* [Task requirements]: Repeat the material verbatim and drop the pictures.

** start of Input data **

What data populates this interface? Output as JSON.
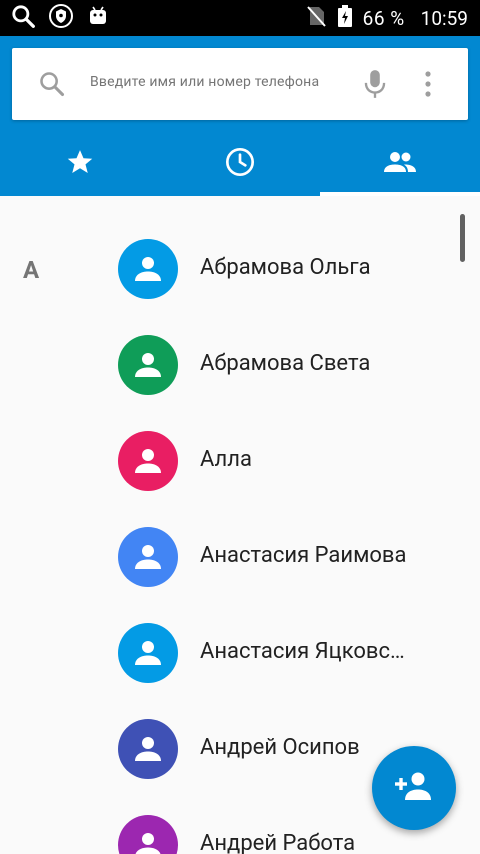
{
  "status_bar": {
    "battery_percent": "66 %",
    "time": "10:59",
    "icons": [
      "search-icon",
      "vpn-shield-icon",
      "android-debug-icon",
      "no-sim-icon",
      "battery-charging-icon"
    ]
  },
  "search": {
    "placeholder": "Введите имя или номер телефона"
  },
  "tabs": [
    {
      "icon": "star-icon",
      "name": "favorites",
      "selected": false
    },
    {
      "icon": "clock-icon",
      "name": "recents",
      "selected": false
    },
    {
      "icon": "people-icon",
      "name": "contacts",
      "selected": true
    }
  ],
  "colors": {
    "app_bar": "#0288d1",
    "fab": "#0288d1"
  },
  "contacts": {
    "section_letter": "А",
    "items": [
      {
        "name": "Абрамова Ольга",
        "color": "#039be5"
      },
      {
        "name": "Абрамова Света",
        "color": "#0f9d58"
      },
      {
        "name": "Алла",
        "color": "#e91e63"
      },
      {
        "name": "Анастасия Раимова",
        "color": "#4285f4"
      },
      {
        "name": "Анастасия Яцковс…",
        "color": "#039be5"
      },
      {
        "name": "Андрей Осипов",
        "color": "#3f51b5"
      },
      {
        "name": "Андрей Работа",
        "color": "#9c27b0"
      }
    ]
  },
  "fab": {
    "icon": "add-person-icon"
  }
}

** end of Input data **

* [Correct output]:
What data populates this interface? Output as JSON.
{
  "status_bar": {
    "battery_percent": "66 %",
    "time": "10:59",
    "icons": [
      "search-icon",
      "vpn-shield-icon",
      "android-debug-icon",
      "no-sim-icon",
      "battery-charging-icon"
    ]
  },
  "search": {
    "placeholder": "Введите имя или номер телефона"
  },
  "tabs": [
    {
      "icon": "star-icon",
      "name": "favorites",
      "selected": false
    },
    {
      "icon": "clock-icon",
      "name": "recents",
      "selected": false
    },
    {
      "icon": "people-icon",
      "name": "contacts",
      "selected": true
    }
  ],
  "colors": {
    "app_bar": "#0288d1",
    "fab": "#0288d1"
  },
  "contacts": {
    "section_letter": "А",
    "items": [
      {
        "name": "Абрамова Ольга",
        "color": "#039be5"
      },
      {
        "name": "Абрамова Света",
        "color": "#0f9d58"
      },
      {
        "name": "Алла",
        "color": "#e91e63"
      },
      {
        "name": "Анастасия Раимова",
        "color": "#4285f4"
      },
      {
        "name": "Анастасия Яцковс…",
        "color": "#039be5"
      },
      {
        "name": "Андрей Осипов",
        "color": "#3f51b5"
      },
      {
        "name": "Андрей Работа",
        "color": "#9c27b0"
      }
    ]
  },
  "fab": {
    "icon": "add-person-icon"
  }
}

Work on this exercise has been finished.